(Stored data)
● ● ●
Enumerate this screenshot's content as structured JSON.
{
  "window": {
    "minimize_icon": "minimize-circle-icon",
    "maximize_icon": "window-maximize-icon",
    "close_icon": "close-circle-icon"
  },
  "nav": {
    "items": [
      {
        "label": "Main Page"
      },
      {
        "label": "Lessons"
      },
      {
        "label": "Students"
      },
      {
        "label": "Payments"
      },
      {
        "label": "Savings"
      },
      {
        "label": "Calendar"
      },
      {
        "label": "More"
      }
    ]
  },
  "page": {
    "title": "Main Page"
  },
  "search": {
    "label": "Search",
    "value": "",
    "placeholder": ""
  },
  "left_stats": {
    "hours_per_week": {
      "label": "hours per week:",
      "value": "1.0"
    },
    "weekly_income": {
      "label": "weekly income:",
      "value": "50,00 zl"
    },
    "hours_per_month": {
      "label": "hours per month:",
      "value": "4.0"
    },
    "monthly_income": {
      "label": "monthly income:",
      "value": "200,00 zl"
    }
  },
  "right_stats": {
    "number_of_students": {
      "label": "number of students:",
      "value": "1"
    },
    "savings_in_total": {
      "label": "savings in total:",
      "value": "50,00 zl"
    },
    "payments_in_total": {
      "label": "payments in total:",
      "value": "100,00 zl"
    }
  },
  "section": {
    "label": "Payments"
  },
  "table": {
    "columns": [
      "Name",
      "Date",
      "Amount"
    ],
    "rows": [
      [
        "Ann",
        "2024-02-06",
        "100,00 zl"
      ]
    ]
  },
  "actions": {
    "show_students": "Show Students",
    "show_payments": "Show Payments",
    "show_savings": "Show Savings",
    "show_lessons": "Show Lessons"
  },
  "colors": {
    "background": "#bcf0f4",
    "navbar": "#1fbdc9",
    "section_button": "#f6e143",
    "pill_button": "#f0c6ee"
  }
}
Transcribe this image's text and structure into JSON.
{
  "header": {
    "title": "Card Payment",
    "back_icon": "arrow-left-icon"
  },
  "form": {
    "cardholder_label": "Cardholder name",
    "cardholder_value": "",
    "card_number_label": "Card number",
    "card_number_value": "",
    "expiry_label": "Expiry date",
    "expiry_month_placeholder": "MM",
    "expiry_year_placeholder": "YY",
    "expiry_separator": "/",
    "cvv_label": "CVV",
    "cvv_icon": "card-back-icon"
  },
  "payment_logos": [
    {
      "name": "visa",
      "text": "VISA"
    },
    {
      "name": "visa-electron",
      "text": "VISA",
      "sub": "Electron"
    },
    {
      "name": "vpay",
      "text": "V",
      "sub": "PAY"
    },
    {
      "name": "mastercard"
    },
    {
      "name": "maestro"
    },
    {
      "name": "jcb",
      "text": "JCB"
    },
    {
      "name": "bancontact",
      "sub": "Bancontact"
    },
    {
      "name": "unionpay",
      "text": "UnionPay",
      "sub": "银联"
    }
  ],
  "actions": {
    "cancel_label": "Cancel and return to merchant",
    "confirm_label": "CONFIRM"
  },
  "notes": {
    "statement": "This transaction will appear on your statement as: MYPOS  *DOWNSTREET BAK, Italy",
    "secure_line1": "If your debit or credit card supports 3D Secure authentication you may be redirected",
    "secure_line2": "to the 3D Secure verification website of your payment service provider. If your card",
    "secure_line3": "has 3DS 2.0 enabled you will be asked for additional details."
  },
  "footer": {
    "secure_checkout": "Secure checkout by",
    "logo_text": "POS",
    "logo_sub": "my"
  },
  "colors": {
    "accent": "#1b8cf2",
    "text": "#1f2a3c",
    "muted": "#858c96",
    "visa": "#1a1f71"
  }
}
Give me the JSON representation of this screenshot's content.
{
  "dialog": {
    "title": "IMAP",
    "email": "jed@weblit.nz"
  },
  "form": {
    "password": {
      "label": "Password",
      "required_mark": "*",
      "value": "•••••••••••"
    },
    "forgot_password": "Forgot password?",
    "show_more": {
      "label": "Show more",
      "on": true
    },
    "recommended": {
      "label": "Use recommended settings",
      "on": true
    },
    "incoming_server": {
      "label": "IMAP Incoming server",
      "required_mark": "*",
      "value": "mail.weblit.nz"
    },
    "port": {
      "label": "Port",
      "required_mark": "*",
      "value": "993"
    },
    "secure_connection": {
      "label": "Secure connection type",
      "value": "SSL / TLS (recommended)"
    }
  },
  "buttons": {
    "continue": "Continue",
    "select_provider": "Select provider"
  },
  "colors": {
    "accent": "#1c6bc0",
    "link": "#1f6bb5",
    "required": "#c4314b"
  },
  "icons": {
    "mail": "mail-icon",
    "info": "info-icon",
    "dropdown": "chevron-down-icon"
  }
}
● ● ●
_Directions for this task_
Copy each line of the records above that carries the word "circle".

_Completed task_
    "minimize_icon": "minimize-circle-icon",
    "close_icon": "close-circle-icon"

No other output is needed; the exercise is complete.